WORK INSTRUCTIONS:
Count the lines below that contain the word "περίπου", and report only that number.
· · · · ·
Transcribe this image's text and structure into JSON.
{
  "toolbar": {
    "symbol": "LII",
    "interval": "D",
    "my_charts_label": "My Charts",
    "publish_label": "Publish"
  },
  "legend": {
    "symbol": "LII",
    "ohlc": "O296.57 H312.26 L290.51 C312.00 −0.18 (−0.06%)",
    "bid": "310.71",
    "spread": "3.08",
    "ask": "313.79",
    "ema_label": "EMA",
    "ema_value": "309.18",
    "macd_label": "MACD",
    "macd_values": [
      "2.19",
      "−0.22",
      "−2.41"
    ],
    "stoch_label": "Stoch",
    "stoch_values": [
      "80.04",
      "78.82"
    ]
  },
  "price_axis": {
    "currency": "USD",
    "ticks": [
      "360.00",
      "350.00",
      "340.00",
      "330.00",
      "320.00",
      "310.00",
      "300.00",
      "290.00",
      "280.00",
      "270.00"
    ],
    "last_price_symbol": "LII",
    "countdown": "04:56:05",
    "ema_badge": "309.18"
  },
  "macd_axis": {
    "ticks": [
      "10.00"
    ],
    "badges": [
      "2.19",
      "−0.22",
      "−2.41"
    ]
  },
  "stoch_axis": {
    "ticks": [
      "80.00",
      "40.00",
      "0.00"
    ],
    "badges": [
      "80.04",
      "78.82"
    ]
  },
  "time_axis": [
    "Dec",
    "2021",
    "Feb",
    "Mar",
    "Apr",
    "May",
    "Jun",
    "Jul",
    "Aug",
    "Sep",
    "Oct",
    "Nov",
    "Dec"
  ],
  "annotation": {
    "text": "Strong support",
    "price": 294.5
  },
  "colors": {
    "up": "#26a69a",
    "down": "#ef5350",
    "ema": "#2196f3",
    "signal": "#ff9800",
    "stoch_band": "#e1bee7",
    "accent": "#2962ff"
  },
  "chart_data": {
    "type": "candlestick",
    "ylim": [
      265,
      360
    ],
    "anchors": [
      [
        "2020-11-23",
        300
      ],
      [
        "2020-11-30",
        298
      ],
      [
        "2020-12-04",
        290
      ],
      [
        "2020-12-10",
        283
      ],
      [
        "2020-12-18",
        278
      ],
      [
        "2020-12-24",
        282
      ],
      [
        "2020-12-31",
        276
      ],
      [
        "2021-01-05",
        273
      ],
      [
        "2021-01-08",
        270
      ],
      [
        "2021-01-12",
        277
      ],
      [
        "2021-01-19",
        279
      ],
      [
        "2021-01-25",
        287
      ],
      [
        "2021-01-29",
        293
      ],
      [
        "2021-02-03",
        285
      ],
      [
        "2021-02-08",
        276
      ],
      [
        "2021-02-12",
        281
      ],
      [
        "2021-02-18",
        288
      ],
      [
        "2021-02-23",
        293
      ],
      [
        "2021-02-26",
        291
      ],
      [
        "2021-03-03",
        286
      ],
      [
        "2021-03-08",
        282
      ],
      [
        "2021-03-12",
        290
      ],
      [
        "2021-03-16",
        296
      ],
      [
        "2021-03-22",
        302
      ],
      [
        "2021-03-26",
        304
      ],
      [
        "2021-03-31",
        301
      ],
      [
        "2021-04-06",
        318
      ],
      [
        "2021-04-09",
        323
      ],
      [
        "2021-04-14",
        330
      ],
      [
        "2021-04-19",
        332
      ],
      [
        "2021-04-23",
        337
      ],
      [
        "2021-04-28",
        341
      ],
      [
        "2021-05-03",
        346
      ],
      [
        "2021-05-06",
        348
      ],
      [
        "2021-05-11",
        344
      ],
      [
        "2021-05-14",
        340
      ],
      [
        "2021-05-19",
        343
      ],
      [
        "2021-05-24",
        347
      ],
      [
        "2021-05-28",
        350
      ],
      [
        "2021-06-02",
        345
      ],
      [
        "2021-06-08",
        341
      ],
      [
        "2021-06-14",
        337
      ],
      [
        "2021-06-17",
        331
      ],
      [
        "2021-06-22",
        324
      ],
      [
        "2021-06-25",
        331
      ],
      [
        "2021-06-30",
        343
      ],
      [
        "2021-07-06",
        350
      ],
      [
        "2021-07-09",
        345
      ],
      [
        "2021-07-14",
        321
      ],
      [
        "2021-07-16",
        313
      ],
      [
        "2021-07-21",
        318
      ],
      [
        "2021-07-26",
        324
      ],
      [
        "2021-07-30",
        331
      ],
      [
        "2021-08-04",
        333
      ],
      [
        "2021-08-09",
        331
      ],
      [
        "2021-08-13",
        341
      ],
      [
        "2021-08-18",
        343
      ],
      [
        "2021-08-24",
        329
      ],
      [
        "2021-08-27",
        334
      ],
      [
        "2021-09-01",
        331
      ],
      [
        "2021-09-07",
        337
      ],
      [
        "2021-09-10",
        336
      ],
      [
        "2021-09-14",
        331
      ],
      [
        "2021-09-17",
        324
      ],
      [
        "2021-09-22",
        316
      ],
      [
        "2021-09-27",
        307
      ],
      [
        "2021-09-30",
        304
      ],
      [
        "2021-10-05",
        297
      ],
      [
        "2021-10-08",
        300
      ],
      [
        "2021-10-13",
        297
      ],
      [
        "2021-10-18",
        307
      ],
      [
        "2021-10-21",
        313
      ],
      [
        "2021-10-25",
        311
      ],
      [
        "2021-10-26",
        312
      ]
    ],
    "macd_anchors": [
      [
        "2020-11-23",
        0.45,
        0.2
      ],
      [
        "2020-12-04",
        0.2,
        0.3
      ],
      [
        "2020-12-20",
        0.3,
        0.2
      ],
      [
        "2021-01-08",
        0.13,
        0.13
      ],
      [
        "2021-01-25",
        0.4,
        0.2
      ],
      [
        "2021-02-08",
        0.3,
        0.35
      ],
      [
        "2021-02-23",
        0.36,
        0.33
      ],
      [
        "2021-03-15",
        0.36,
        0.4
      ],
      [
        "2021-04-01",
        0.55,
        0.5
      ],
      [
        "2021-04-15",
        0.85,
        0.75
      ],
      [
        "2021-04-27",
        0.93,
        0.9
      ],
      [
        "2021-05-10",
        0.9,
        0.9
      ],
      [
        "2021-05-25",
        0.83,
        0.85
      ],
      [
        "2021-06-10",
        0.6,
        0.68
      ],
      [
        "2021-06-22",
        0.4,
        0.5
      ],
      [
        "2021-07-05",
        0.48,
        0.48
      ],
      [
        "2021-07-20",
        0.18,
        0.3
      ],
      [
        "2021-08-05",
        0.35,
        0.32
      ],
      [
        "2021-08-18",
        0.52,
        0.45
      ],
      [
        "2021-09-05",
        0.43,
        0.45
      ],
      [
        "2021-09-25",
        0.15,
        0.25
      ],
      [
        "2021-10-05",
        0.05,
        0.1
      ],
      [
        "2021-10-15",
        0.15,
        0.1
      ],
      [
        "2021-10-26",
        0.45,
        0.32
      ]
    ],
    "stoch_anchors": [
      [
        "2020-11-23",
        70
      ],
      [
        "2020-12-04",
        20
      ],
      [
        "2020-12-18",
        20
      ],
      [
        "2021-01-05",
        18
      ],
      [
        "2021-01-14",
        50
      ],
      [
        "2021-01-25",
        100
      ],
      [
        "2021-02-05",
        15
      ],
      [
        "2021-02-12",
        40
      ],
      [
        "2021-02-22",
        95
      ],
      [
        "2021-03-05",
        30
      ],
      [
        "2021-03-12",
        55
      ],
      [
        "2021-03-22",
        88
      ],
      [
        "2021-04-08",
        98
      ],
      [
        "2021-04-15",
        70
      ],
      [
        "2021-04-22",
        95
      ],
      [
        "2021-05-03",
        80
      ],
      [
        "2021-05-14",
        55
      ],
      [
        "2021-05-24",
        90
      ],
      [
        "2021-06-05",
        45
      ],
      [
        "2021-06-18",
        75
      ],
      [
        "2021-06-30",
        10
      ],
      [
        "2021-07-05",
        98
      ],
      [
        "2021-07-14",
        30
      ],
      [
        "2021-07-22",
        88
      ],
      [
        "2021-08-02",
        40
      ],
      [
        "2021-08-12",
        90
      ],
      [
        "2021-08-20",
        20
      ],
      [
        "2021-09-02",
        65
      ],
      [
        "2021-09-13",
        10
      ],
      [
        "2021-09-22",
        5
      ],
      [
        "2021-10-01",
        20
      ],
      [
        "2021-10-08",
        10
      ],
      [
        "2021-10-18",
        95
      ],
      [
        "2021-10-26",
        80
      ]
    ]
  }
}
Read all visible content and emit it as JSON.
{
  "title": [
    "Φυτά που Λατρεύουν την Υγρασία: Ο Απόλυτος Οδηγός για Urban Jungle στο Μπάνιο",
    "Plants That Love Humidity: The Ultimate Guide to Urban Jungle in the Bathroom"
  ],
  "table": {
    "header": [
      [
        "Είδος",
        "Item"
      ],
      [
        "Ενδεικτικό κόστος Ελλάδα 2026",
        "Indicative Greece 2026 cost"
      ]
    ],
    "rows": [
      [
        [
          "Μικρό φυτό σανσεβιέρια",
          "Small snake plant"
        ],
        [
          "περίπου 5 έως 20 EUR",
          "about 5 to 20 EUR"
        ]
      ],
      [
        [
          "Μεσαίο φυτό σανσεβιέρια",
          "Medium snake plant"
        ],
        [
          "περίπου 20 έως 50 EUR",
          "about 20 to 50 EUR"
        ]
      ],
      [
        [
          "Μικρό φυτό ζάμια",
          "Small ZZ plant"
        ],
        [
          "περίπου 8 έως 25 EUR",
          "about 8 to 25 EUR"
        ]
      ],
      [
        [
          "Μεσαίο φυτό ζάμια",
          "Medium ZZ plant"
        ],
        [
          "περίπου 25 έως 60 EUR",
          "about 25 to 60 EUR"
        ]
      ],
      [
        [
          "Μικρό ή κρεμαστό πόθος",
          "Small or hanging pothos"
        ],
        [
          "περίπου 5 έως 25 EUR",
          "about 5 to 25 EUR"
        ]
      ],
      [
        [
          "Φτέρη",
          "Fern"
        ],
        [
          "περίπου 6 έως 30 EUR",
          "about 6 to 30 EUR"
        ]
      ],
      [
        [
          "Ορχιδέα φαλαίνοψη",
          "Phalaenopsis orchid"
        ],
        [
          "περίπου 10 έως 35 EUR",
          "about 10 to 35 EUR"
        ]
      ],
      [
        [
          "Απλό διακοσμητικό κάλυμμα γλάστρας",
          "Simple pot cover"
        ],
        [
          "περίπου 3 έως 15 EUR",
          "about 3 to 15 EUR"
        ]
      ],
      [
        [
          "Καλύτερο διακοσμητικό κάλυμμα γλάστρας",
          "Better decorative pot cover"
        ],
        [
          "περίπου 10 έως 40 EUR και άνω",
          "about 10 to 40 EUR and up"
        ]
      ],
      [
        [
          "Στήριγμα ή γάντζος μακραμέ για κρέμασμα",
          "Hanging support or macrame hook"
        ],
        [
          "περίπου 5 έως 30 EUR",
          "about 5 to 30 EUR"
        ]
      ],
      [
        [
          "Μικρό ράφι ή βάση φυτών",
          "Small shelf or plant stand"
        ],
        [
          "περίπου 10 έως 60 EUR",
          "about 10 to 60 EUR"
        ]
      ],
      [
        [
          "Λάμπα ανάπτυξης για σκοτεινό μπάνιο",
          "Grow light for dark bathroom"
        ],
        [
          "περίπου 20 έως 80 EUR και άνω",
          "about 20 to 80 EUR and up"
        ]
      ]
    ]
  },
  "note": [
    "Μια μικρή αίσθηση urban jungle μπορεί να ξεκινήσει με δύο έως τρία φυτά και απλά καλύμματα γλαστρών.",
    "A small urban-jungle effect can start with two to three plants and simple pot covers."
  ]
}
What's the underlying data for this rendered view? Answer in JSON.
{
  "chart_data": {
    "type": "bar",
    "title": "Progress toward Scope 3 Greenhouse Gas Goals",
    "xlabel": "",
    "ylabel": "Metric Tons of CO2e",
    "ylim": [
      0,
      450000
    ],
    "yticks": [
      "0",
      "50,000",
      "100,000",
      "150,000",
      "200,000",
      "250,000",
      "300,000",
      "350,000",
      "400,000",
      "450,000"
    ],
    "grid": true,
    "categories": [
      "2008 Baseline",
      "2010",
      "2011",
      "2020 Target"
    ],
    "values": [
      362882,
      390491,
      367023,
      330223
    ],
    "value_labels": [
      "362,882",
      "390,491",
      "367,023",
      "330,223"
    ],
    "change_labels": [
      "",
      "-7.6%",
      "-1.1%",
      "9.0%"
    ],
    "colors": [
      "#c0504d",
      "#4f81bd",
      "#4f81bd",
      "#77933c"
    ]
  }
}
· · · · ·
IN RESPONSE:
12